-- START OF DATA LINES --

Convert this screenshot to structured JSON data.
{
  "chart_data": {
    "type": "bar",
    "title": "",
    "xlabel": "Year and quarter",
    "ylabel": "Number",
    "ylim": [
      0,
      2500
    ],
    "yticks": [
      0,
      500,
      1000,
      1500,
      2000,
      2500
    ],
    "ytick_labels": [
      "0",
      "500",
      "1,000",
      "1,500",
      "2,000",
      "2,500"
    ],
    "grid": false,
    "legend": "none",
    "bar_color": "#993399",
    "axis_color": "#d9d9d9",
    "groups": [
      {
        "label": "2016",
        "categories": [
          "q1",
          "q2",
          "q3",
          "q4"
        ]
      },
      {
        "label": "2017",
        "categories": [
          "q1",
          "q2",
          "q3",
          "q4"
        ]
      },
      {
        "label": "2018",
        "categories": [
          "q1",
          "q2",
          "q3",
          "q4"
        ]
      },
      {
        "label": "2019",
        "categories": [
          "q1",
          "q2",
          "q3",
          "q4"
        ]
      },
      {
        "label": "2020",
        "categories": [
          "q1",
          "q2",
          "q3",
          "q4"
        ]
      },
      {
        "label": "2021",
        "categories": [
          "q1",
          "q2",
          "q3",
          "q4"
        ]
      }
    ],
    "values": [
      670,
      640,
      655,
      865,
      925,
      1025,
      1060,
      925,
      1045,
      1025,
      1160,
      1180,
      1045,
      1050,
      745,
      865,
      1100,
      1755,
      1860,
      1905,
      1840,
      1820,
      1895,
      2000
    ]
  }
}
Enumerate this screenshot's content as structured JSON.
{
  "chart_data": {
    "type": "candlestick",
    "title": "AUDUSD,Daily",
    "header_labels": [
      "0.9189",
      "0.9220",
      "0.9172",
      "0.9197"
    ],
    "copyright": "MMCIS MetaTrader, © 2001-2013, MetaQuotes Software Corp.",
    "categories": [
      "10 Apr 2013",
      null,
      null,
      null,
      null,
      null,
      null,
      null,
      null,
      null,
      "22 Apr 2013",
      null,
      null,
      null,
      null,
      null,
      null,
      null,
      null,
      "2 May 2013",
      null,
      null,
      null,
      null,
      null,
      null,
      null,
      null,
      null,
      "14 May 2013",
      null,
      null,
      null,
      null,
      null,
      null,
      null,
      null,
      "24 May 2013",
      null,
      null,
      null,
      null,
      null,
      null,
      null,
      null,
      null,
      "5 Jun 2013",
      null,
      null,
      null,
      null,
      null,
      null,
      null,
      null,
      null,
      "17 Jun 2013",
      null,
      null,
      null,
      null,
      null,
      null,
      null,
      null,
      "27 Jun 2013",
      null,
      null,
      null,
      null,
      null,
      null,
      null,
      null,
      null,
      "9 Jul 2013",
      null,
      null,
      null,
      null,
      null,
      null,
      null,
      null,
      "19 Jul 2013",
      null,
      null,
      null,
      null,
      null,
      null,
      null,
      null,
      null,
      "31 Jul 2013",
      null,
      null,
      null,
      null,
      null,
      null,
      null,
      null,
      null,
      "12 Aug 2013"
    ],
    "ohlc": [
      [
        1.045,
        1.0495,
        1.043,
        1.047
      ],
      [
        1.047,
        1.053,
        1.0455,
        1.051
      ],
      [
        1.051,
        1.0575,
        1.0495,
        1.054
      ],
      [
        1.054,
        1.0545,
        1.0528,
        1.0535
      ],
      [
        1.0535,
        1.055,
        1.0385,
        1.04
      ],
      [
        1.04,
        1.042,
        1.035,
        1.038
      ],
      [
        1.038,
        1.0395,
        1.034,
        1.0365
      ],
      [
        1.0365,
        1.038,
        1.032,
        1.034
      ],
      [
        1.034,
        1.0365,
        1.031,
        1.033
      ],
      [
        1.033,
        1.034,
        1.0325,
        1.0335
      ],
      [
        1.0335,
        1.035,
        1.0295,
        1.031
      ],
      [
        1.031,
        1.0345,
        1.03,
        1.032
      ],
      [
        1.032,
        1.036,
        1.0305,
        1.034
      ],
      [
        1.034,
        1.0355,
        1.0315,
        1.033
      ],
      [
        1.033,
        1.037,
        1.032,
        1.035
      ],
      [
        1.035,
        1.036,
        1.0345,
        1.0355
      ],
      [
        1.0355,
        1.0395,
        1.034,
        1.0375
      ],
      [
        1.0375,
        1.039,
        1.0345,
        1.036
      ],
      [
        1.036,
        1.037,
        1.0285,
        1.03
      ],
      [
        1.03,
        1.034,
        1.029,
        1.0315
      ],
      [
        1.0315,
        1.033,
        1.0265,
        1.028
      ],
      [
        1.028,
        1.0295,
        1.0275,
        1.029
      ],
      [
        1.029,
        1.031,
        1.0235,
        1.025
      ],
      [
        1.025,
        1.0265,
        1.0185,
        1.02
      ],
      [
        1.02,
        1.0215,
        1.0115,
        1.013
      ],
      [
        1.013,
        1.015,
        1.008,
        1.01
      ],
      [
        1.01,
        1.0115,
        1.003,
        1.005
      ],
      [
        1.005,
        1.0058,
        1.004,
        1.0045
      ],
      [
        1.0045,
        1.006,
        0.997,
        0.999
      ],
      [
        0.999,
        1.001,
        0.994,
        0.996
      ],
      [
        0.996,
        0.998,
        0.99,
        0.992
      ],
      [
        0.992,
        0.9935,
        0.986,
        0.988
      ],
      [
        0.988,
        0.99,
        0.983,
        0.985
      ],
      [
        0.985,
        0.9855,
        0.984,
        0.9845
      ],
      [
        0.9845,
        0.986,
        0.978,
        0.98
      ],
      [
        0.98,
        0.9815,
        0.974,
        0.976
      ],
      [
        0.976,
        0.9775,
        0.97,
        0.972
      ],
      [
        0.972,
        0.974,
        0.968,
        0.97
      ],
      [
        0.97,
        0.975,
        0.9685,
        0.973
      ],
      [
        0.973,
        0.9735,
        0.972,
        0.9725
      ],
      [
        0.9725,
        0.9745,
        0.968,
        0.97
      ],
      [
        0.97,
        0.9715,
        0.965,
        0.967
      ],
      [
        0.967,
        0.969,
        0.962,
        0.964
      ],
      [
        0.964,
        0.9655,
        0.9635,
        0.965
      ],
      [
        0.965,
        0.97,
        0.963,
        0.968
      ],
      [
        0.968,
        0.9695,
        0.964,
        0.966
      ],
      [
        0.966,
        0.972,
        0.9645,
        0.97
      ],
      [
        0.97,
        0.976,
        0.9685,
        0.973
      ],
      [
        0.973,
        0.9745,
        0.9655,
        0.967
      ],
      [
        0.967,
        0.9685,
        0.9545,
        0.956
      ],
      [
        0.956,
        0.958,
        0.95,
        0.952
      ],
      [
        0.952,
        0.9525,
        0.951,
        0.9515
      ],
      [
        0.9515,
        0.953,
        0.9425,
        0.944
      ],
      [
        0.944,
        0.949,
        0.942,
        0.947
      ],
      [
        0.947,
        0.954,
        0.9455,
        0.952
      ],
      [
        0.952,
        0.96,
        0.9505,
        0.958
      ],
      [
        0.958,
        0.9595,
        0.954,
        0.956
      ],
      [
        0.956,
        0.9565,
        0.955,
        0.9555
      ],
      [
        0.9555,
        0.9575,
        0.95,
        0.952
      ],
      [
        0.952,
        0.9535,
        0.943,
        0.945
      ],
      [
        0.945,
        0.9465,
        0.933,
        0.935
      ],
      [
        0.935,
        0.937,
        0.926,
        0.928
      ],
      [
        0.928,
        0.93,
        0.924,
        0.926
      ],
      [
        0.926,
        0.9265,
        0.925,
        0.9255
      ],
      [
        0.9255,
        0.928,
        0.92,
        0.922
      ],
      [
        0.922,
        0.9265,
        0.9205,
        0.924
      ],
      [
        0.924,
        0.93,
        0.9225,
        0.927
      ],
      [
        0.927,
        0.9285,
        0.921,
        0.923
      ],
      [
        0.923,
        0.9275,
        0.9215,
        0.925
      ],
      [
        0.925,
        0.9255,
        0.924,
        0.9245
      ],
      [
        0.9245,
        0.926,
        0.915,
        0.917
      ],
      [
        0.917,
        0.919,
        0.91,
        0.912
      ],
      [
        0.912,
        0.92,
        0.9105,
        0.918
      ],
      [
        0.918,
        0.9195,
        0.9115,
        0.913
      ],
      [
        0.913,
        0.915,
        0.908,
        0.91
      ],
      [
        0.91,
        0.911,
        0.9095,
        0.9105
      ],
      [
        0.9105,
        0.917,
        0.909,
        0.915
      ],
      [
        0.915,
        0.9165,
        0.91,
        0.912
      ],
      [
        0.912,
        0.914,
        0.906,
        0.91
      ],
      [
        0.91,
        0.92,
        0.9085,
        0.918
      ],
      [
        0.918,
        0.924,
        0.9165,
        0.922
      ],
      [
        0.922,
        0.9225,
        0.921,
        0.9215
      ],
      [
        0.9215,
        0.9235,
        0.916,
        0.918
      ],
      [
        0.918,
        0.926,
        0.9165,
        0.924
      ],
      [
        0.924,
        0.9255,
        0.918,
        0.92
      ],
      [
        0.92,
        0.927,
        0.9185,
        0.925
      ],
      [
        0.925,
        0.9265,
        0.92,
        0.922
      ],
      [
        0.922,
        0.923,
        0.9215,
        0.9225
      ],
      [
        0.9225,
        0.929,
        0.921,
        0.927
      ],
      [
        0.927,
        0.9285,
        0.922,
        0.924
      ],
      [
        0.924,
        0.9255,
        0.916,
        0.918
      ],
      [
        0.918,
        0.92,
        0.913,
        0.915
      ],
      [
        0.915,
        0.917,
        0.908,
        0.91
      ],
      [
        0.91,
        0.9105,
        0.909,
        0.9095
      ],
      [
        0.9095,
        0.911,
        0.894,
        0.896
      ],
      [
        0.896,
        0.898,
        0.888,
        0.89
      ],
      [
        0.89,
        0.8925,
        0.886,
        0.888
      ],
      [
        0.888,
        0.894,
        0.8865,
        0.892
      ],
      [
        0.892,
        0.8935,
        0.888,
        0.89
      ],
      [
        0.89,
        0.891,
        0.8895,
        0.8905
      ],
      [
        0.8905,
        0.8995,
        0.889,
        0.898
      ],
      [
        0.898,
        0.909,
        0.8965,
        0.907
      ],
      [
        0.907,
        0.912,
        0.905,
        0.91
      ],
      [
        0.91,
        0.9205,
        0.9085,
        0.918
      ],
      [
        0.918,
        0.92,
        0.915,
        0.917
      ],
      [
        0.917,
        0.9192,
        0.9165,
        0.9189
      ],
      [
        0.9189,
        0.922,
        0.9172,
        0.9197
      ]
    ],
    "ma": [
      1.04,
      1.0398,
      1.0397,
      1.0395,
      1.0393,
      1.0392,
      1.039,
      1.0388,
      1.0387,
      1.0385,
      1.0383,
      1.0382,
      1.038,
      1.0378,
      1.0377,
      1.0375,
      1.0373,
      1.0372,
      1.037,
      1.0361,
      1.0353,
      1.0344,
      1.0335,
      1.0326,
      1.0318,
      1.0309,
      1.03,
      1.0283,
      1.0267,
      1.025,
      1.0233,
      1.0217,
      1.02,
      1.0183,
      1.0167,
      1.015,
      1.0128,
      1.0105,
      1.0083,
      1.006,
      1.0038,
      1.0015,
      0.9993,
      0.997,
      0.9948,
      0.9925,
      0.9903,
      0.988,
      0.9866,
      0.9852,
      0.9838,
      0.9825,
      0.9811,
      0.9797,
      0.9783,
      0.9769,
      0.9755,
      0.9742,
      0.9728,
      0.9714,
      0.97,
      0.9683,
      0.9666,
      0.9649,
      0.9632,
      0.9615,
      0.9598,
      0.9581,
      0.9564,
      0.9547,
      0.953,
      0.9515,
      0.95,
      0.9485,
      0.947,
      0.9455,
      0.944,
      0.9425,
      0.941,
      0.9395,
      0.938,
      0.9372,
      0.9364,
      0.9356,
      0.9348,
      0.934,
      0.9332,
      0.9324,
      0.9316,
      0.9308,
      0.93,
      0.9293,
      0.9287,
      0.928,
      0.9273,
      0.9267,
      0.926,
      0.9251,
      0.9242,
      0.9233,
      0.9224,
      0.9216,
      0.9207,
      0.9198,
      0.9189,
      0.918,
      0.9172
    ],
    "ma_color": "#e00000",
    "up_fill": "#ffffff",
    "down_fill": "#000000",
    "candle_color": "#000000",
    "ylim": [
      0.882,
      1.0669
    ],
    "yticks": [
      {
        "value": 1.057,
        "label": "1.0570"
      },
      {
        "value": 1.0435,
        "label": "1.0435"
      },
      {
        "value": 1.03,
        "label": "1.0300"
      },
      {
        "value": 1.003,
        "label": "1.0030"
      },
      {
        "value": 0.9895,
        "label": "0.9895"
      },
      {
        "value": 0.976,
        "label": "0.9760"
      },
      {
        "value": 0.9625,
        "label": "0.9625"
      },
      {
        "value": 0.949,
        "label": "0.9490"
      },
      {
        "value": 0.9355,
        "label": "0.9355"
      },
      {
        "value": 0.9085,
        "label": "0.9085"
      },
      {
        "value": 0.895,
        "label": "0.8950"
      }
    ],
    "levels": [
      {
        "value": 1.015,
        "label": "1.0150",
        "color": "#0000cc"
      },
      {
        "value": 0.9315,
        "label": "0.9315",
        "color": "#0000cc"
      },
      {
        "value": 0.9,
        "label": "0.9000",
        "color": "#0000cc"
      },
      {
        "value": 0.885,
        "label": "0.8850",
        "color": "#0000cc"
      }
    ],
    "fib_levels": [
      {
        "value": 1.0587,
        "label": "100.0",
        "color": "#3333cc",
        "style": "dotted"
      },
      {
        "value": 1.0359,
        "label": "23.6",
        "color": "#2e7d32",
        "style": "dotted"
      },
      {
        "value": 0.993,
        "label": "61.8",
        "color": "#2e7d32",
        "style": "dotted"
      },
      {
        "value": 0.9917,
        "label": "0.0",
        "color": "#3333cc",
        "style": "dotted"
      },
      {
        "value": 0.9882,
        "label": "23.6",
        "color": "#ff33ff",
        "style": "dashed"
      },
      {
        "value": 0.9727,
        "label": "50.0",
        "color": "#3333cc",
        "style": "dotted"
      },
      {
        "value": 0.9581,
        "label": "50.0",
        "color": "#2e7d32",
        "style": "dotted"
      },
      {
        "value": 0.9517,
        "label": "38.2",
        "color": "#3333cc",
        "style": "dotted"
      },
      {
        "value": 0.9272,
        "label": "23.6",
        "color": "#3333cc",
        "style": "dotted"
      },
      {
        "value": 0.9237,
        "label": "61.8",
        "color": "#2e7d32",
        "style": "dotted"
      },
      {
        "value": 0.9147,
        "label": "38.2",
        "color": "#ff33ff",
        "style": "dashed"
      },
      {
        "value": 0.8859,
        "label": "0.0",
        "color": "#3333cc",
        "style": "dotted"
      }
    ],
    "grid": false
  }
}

-- END OF DATA LINES --

Return all lines with the word "JSON" in them.

» **SOLUTION TO THE PROBLEM**
Convert this screenshot to structured JSON data.
Enumerate this screenshot's content as structured JSON.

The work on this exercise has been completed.